WHAT YOU NEED TO DO
Every entry that follows should be repeated exactly; drop the images.

────────

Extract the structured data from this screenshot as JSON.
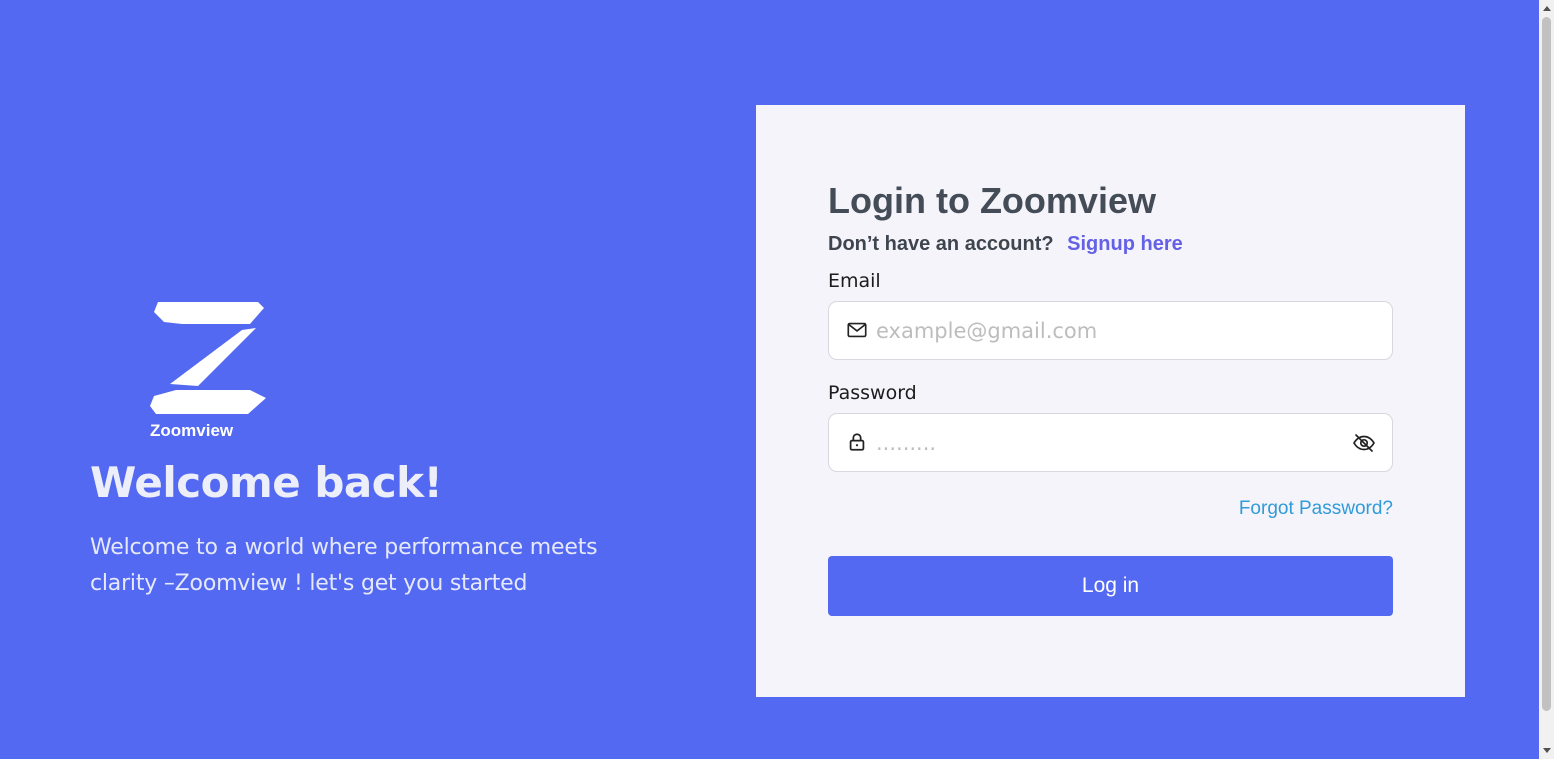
{
  "brand": {
    "name": "Zoomview",
    "logo_icon": "zoomview-z-logo"
  },
  "hero": {
    "title": "Welcome back!",
    "subtitle": "Welcome to a world where performance meets clarity –Zoomview ! let's get you started"
  },
  "login": {
    "title": "Login to Zoomview",
    "no_account_text": "Don’t have an account?",
    "signup_link": "Signup here",
    "email": {
      "label": "Email",
      "placeholder": "example@gmail.com",
      "value": "",
      "icon": "mail-icon"
    },
    "password": {
      "label": "Password",
      "placeholder": ".........",
      "value": "",
      "icon": "lock-icon",
      "toggle_icon": "eye-off-icon"
    },
    "forgot_link": "Forgot Password?",
    "submit_label": "Log in"
  },
  "colors": {
    "background": "#5369f2",
    "card": "#f5f4fa",
    "title": "#444c57",
    "signup_link": "#6461e6",
    "forgot_link": "#2f9bd9",
    "button": "#5369f2"
  }
}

────────

RESULT FOR THIS EXERCISE
Extract the structured data from this screenshot as JSON.
{
  "brand": {
    "name": "Zoomview",
    "logo_icon": "zoomview-z-logo"
  },
  "hero": {
    "title": "Welcome back!",
    "subtitle": "Welcome to a world where performance meets clarity –Zoomview ! let's get you started"
  },
  "login": {
    "title": "Login to Zoomview",
    "no_account_text": "Don’t have an account?",
    "signup_link": "Signup here",
    "email": {
      "label": "Email",
      "placeholder": "example@gmail.com",
      "value": "",
      "icon": "mail-icon"
    },
    "password": {
      "label": "Password",
      "placeholder": ".........",
      "value": "",
      "icon": "lock-icon",
      "toggle_icon": "eye-off-icon"
    },
    "forgot_link": "Forgot Password?",
    "submit_label": "Log in"
  },
  "colors": {
    "background": "#5369f2",
    "card": "#f5f4fa",
    "title": "#444c57",
    "signup_link": "#6461e6",
    "forgot_link": "#2f9bd9",
    "button": "#5369f2"
  }
}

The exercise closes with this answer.